EXERCISE PROMPT:
Find the line containing "Read this page and output its text content.". Reproduce it and every line after it up to the end of the records, exactly as written.

[Excerpt from a dataset]
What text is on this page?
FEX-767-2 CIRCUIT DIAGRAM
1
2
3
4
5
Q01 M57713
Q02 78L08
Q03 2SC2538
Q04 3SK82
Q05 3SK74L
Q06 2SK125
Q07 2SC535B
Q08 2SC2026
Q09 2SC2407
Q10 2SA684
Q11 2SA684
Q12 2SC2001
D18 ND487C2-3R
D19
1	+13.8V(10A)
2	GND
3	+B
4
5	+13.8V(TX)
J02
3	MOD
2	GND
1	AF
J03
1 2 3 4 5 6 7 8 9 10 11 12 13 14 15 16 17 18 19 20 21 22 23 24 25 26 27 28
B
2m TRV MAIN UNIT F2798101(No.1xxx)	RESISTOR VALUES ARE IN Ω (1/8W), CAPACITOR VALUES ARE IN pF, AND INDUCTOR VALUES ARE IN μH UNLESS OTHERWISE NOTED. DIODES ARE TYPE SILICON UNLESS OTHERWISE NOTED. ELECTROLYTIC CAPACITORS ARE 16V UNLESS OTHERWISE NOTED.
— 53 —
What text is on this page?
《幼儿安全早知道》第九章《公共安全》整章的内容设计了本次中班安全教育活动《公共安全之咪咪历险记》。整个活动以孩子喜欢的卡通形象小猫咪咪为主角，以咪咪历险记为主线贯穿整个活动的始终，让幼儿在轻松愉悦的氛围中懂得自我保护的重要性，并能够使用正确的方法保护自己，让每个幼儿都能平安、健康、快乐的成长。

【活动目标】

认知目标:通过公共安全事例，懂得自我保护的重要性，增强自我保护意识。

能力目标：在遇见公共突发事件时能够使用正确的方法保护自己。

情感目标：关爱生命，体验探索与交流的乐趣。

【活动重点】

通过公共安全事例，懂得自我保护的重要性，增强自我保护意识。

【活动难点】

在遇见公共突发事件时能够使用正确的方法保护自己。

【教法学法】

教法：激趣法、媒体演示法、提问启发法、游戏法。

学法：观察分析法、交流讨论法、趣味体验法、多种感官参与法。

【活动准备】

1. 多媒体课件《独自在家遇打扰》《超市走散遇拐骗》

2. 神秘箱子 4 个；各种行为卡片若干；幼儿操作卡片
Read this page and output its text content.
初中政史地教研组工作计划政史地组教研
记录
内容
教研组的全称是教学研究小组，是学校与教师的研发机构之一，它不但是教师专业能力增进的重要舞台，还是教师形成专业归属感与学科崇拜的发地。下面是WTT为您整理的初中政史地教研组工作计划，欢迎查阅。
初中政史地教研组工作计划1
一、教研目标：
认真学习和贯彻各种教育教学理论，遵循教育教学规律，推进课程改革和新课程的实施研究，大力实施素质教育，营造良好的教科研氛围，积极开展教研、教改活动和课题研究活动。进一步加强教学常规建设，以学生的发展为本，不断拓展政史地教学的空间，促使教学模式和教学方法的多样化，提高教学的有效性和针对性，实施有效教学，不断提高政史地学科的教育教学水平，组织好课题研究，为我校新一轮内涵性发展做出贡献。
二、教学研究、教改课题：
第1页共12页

RESPONSE BELOW:
Read this page and output its text content.
初中政史地教研组工作计划政史地组教研
记录
内容
教研组的全称是教学研究小组，是学校与教师的研发机构之一，它不但是教师专业能力增进的重要舞台，还是教师形成专业归属感与学科崇拜的发地。下面是WTT为您整理的初中政史地教研组工作计划，欢迎查阅。
初中政史地教研组工作计划1
一、教研目标：
认真学习和贯彻各种教育教学理论，遵循教育教学规律，推进课程改革和新课程的实施研究，大力实施素质教育，营造良好的教科研氛围，积极开展教研、教改活动和课题研究活动。进一步加强教学常规建设，以学生的发展为本，不断拓展政史地教学的空间，促使教学模式和教学方法的多样化，提高教学的有效性和针对性，实施有效教学，不断提高政史地学科的教育教学水平，组织好课题研究，为我校新一轮内涵性发展做出贡献。
二、教学研究、教改课题：
第1页共12页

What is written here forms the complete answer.